Instruction
Quote each line of the material verbatim, without the pictures.

Material

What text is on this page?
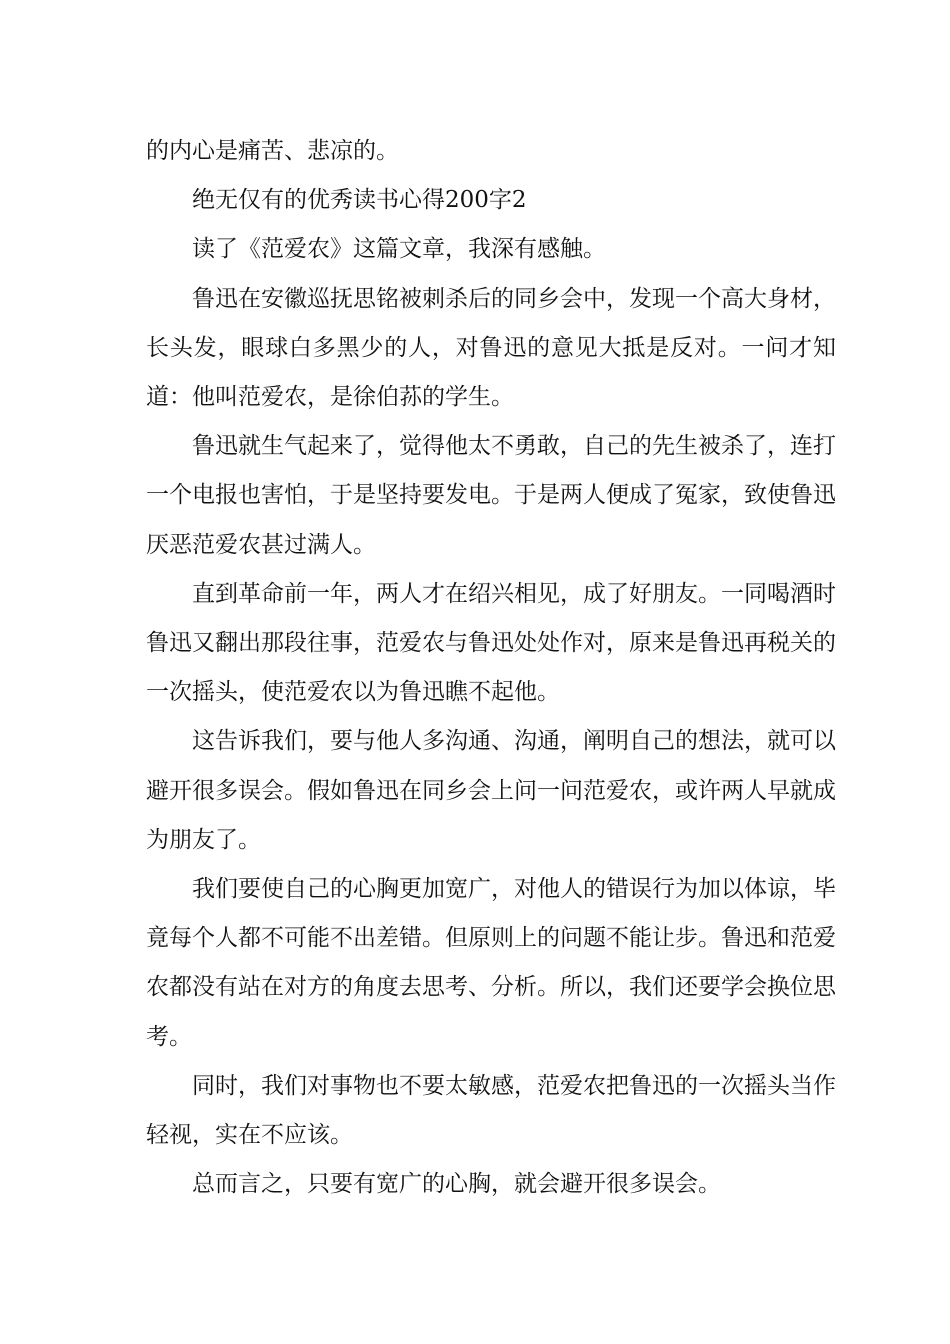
的内心是痛苦、悲凉的。

绝无仅有的优秀读书心得200字2

读了《范爱农》这篇文章，我深有感触。

鲁迅在安徽巡抚思铭被刺杀后的同乡会中，发现一个高大身材，长头发，眼球白多黑少的人，对鲁迅的意见大抵是反对。一问才知道：他叫范爱农，是徐伯荪的学生。

鲁迅就生气起来了，觉得他太不勇敢，自己的先生被杀了，连打一个电报也害怕，于是坚持要发电。于是两人便成了冤家，致使鲁迅厌恶范爱农甚过满人。

直到革命前一年，两人才在绍兴相见，成了好朋友。一同喝酒时鲁迅又翻出那段往事，范爱农与鲁迅处处作对，原来是鲁迅再税关的一次摇头，使范爱农以为鲁迅瞧不起他。

这告诉我们，要与他人多沟通、沟通，阐明自己的想法，就可以避开很多误会。假如鲁迅在同乡会上问一问范爱农，或许两人早就成为朋友了。

我们要使自己的心胸更加宽广，对他人的错误行为加以体谅，毕竟每个人都不可能不出差错。但原则上的问题不能让步。鲁迅和范爱农都没有站在对方的角度去思考、分析。所以，我们还要学会换位思考。

同时，我们对事物也不要太敏感，范爱农把鲁迅的一次摇头当作轻视，实在不应该。

总而言之，只要有宽广的心胸，就会避开很多误会。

Result of this task
What text is on this page?
的内心是痛苦、悲凉的。

绝无仅有的优秀读书心得200字2

读了《范爱农》这篇文章，我深有感触。

鲁迅在安徽巡抚思铭被刺杀后的同乡会中，发现一个高大身材，长头发，眼球白多黑少的人，对鲁迅的意见大抵是反对。一问才知道：他叫范爱农，是徐伯荪的学生。

鲁迅就生气起来了，觉得他太不勇敢，自己的先生被杀了，连打一个电报也害怕，于是坚持要发电。于是两人便成了冤家，致使鲁迅厌恶范爱农甚过满人。

直到革命前一年，两人才在绍兴相见，成了好朋友。一同喝酒时鲁迅又翻出那段往事，范爱农与鲁迅处处作对，原来是鲁迅再税关的一次摇头，使范爱农以为鲁迅瞧不起他。

这告诉我们，要与他人多沟通、沟通，阐明自己的想法，就可以避开很多误会。假如鲁迅在同乡会上问一问范爱农，或许两人早就成为朋友了。

我们要使自己的心胸更加宽广，对他人的错误行为加以体谅，毕竟每个人都不可能不出差错。但原则上的问题不能让步。鲁迅和范爱农都没有站在对方的角度去思考、分析。所以，我们还要学会换位思考。

同时，我们对事物也不要太敏感，范爱农把鲁迅的一次摇头当作轻视，实在不应该。

总而言之，只要有宽广的心胸，就会避开很多误会。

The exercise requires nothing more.